→ WHAT NEEDS TO BE DONE: Write out every entry precisely as given, leaving the pictures out.

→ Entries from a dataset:
········

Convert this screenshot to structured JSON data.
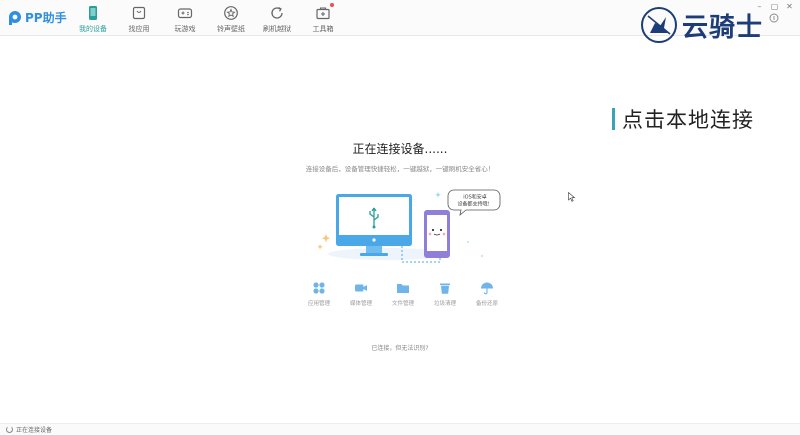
{
  "app": {
    "name": "PP助手"
  },
  "nav": {
    "items": [
      {
        "label": "我的设备",
        "icon": "phone-icon",
        "active": true
      },
      {
        "label": "找应用",
        "icon": "app-icon",
        "active": false
      },
      {
        "label": "玩游戏",
        "icon": "gamepad-icon",
        "active": false
      },
      {
        "label": "铃声壁纸",
        "icon": "star-icon",
        "active": false
      },
      {
        "label": "刷机越狱",
        "icon": "refresh-icon",
        "active": false
      },
      {
        "label": "工具箱",
        "icon": "toolbox-icon",
        "active": false,
        "badge": true
      }
    ]
  },
  "watermark": {
    "text": "云骑士"
  },
  "side_banner": {
    "text": "点击本地连接"
  },
  "main": {
    "title": "正在连接设备......",
    "subtitle": "连接设备后，设备管理快捷轻松，一键越狱，一键刷机安全省心！",
    "bubble": "iOS和安卓\n设备都支持哦！",
    "features": [
      {
        "label": "应用管理",
        "icon": "grid-icon"
      },
      {
        "label": "媒体管理",
        "icon": "video-icon"
      },
      {
        "label": "文件管理",
        "icon": "folder-icon"
      },
      {
        "label": "垃圾清理",
        "icon": "trash-icon"
      },
      {
        "label": "备份还原",
        "icon": "umbrella-icon"
      }
    ],
    "help_prefix": "已连接，",
    "help_link": "但无法识别?"
  },
  "status": {
    "text": "正在连接设备"
  },
  "colors": {
    "accent": "#2a9e9a",
    "brand": "#2f8fe0",
    "illustration": "#4aa8e8"
  }
}
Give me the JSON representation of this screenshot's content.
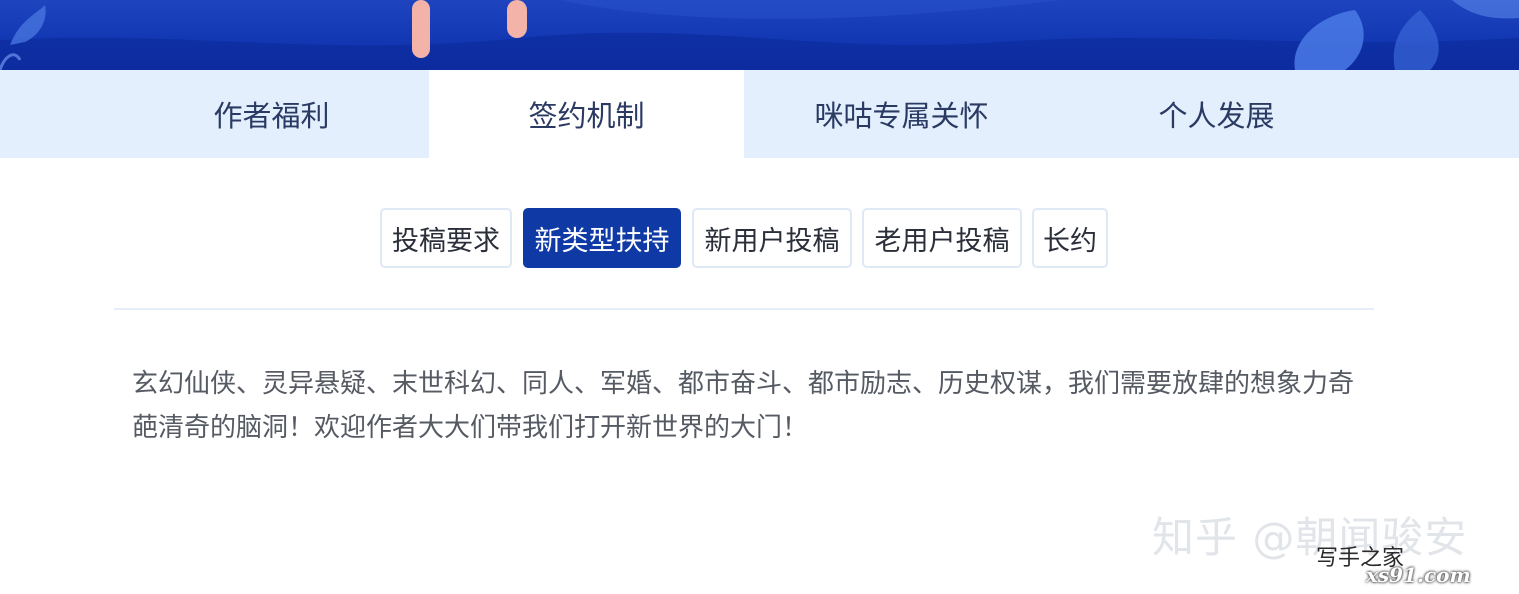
{
  "main_tabs": [
    {
      "label": "作者福利"
    },
    {
      "label": "签约机制"
    },
    {
      "label": "咪咕专属关怀"
    },
    {
      "label": "个人发展"
    }
  ],
  "active_main_tab": "签约机制",
  "sub_tabs": [
    {
      "label": "投稿要求"
    },
    {
      "label": "新类型扶持"
    },
    {
      "label": "新用户投稿"
    },
    {
      "label": "老用户投稿"
    },
    {
      "label": "长约"
    }
  ],
  "active_sub_tab": "新类型扶持",
  "content": {
    "text": "玄幻仙侠、灵异悬疑、末世科幻、同人、军婚、都市奋斗、都市励志、历史权谋，我们需要放肆的想象力奇葩清奇的脑洞！欢迎作者大大们带我们打开新世界的大门！"
  },
  "watermarks": {
    "zhihu": "知乎 @朝闻骏安",
    "site": "写手之家",
    "domain": "xs91.com"
  },
  "colors": {
    "banner": "#1338b4",
    "tab_bar": "#e3effd",
    "accent": "#0f3aa6"
  }
}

········

→ REPLY TO THE TASK:
Convert this screenshot to structured JSON data.
{
  "app": {
    "name": "PP助手"
  },
  "nav": {
    "items": [
      {
        "label": "我的设备",
        "icon": "phone-icon",
        "active": true
      },
      {
        "label": "找应用",
        "icon": "app-icon",
        "active": false
      },
      {
        "label": "玩游戏",
        "icon": "gamepad-icon",
        "active": false
      },
      {
        "label": "铃声壁纸",
        "icon": "star-icon",
        "active": false
      },
      {
        "label": "刷机越狱",
        "icon": "refresh-icon",
        "active": false
      },
      {
        "label": "工具箱",
        "icon": "toolbox-icon",
        "active": false,
        "badge": true
      }
    ]
  },
  "watermark": {
    "text": "云骑士"
  },
  "side_banner": {
    "text": "点击本地连接"
  },
  "main": {
    "title": "正在连接设备......",
    "subtitle": "连接设备后，设备管理快捷轻松，一键越狱，一键刷机安全省心！",
    "bubble": "iOS和安卓\n设备都支持哦！",
    "features": [
      {
        "label": "应用管理",
        "icon": "grid-icon"
      },
      {
        "label": "媒体管理",
        "icon": "video-icon"
      },
      {
        "label": "文件管理",
        "icon": "folder-icon"
      },
      {
        "label": "垃圾清理",
        "icon": "trash-icon"
      },
      {
        "label": "备份还原",
        "icon": "umbrella-icon"
      }
    ],
    "help_prefix": "已连接，",
    "help_link": "但无法识别?"
  },
  "status": {
    "text": "正在连接设备"
  },
  "colors": {
    "accent": "#2a9e9a",
    "brand": "#2f8fe0",
    "illustration": "#4aa8e8"
  }
}
Give me the JSON representation of this screenshot's content.
{
  "main_tabs": [
    {
      "label": "作者福利"
    },
    {
      "label": "签约机制"
    },
    {
      "label": "咪咕专属关怀"
    },
    {
      "label": "个人发展"
    }
  ],
  "active_main_tab": "签约机制",
  "sub_tabs": [
    {
      "label": "投稿要求"
    },
    {
      "label": "新类型扶持"
    },
    {
      "label": "新用户投稿"
    },
    {
      "label": "老用户投稿"
    },
    {
      "label": "长约"
    }
  ],
  "active_sub_tab": "新类型扶持",
  "content": {
    "text": "玄幻仙侠、灵异悬疑、末世科幻、同人、军婚、都市奋斗、都市励志、历史权谋，我们需要放肆的想象力奇葩清奇的脑洞！欢迎作者大大们带我们打开新世界的大门！"
  },
  "watermarks": {
    "zhihu": "知乎 @朝闻骏安",
    "site": "写手之家",
    "domain": "xs91.com"
  },
  "colors": {
    "banner": "#1338b4",
    "tab_bar": "#e3effd",
    "accent": "#0f3aa6"
  }
}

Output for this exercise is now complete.